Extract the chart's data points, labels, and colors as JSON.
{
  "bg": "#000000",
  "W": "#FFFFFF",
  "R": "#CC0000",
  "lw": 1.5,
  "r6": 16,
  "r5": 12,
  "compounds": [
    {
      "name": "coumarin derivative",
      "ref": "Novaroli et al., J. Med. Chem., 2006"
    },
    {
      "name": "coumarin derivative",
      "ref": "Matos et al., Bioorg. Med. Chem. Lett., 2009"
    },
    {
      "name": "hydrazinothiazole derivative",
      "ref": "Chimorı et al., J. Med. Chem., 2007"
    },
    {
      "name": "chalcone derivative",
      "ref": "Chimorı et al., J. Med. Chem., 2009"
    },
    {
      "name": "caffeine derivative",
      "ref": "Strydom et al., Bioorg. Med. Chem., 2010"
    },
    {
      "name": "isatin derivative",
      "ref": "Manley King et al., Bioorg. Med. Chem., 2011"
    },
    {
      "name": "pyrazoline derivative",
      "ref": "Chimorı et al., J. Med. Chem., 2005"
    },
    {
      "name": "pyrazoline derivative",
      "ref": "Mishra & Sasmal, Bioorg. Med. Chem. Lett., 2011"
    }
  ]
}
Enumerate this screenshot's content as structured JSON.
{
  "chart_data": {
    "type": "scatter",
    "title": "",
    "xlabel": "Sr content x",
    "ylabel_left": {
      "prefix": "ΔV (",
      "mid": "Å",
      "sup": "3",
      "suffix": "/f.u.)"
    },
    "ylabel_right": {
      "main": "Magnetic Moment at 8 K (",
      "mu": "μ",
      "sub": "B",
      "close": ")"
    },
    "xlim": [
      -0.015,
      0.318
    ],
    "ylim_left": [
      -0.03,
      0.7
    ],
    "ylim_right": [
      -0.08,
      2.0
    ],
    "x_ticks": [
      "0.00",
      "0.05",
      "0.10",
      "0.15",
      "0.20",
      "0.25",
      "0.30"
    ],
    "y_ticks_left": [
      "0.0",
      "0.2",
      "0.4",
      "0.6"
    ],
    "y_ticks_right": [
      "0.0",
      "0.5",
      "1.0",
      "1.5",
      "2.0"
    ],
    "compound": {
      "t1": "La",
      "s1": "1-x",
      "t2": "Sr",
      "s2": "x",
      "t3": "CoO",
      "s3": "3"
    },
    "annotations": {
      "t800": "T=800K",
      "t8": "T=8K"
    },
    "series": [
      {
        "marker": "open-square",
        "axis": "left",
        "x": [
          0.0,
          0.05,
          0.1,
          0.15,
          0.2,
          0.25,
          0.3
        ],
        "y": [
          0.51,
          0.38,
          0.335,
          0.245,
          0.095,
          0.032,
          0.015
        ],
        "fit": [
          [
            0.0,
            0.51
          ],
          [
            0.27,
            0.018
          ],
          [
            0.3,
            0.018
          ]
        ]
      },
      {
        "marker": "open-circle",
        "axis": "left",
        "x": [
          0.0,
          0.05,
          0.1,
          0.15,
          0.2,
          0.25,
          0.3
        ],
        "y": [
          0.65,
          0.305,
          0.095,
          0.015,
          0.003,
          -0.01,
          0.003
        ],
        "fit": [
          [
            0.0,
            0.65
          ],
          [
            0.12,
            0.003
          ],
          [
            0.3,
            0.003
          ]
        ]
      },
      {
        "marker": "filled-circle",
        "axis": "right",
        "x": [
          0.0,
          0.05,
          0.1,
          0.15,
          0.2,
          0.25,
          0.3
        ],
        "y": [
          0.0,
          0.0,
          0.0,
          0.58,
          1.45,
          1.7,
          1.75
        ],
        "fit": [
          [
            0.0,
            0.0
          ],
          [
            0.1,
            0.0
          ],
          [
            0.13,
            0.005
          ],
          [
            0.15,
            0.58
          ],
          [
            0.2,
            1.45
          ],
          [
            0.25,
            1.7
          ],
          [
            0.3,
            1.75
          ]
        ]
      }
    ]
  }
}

::::::::::

What this task involves: Transcribe every entry exactly.

Solution below:
Extract the chart's data points, labels, and colors as JSON.
{
  "bg": "#000000",
  "W": "#FFFFFF",
  "R": "#CC0000",
  "lw": 1.5,
  "r6": 16,
  "r5": 12,
  "compounds": [
    {
      "name": "coumarin derivative",
      "ref": "Novaroli et al., J. Med. Chem., 2006"
    },
    {
      "name": "coumarin derivative",
      "ref": "Matos et al., Bioorg. Med. Chem. Lett., 2009"
    },
    {
      "name": "hydrazinothiazole derivative",
      "ref": "Chimorı et al., J. Med. Chem., 2007"
    },
    {
      "name": "chalcone derivative",
      "ref": "Chimorı et al., J. Med. Chem., 2009"
    },
    {
      "name": "caffeine derivative",
      "ref": "Strydom et al., Bioorg. Med. Chem., 2010"
    },
    {
      "name": "isatin derivative",
      "ref": "Manley King et al., Bioorg. Med. Chem., 2011"
    },
    {
      "name": "pyrazoline derivative",
      "ref": "Chimorı et al., J. Med. Chem., 2005"
    },
    {
      "name": "pyrazoline derivative",
      "ref": "Mishra & Sasmal, Bioorg. Med. Chem. Lett., 2011"
    }
  ]
}
Enumerate this screenshot's content as structured JSON.
{
  "chart_data": {
    "type": "scatter",
    "title": "",
    "xlabel": "Sr content x",
    "ylabel_left": {
      "prefix": "ΔV (",
      "mid": "Å",
      "sup": "3",
      "suffix": "/f.u.)"
    },
    "ylabel_right": {
      "main": "Magnetic Moment at 8 K (",
      "mu": "μ",
      "sub": "B",
      "close": ")"
    },
    "xlim": [
      -0.015,
      0.318
    ],
    "ylim_left": [
      -0.03,
      0.7
    ],
    "ylim_right": [
      -0.08,
      2.0
    ],
    "x_ticks": [
      "0.00",
      "0.05",
      "0.10",
      "0.15",
      "0.20",
      "0.25",
      "0.30"
    ],
    "y_ticks_left": [
      "0.0",
      "0.2",
      "0.4",
      "0.6"
    ],
    "y_ticks_right": [
      "0.0",
      "0.5",
      "1.0",
      "1.5",
      "2.0"
    ],
    "compound": {
      "t1": "La",
      "s1": "1-x",
      "t2": "Sr",
      "s2": "x",
      "t3": "CoO",
      "s3": "3"
    },
    "annotations": {
      "t800": "T=800K",
      "t8": "T=8K"
    },
    "series": [
      {
        "marker": "open-square",
        "axis": "left",
        "x": [
          0.0,
          0.05,
          0.1,
          0.15,
          0.2,
          0.25,
          0.3
        ],
        "y": [
          0.51,
          0.38,
          0.335,
          0.245,
          0.095,
          0.032,
          0.015
        ],
        "fit": [
          [
            0.0,
            0.51
          ],
          [
            0.27,
            0.018
          ],
          [
            0.3,
            0.018
          ]
        ]
      },
      {
        "marker": "open-circle",
        "axis": "left",
        "x": [
          0.0,
          0.05,
          0.1,
          0.15,
          0.2,
          0.25,
          0.3
        ],
        "y": [
          0.65,
          0.305,
          0.095,
          0.015,
          0.003,
          -0.01,
          0.003
        ],
        "fit": [
          [
            0.0,
            0.65
          ],
          [
            0.12,
            0.003
          ],
          [
            0.3,
            0.003
          ]
        ]
      },
      {
        "marker": "filled-circle",
        "axis": "right",
        "x": [
          0.0,
          0.05,
          0.1,
          0.15,
          0.2,
          0.25,
          0.3
        ],
        "y": [
          0.0,
          0.0,
          0.0,
          0.58,
          1.45,
          1.7,
          1.75
        ],
        "fit": [
          [
            0.0,
            0.0
          ],
          [
            0.1,
            0.0
          ],
          [
            0.13,
            0.005
          ],
          [
            0.15,
            0.58
          ],
          [
            0.2,
            1.45
          ],
          [
            0.25,
            1.7
          ],
          [
            0.3,
            1.75
          ]
        ]
      }
    ]
  }
}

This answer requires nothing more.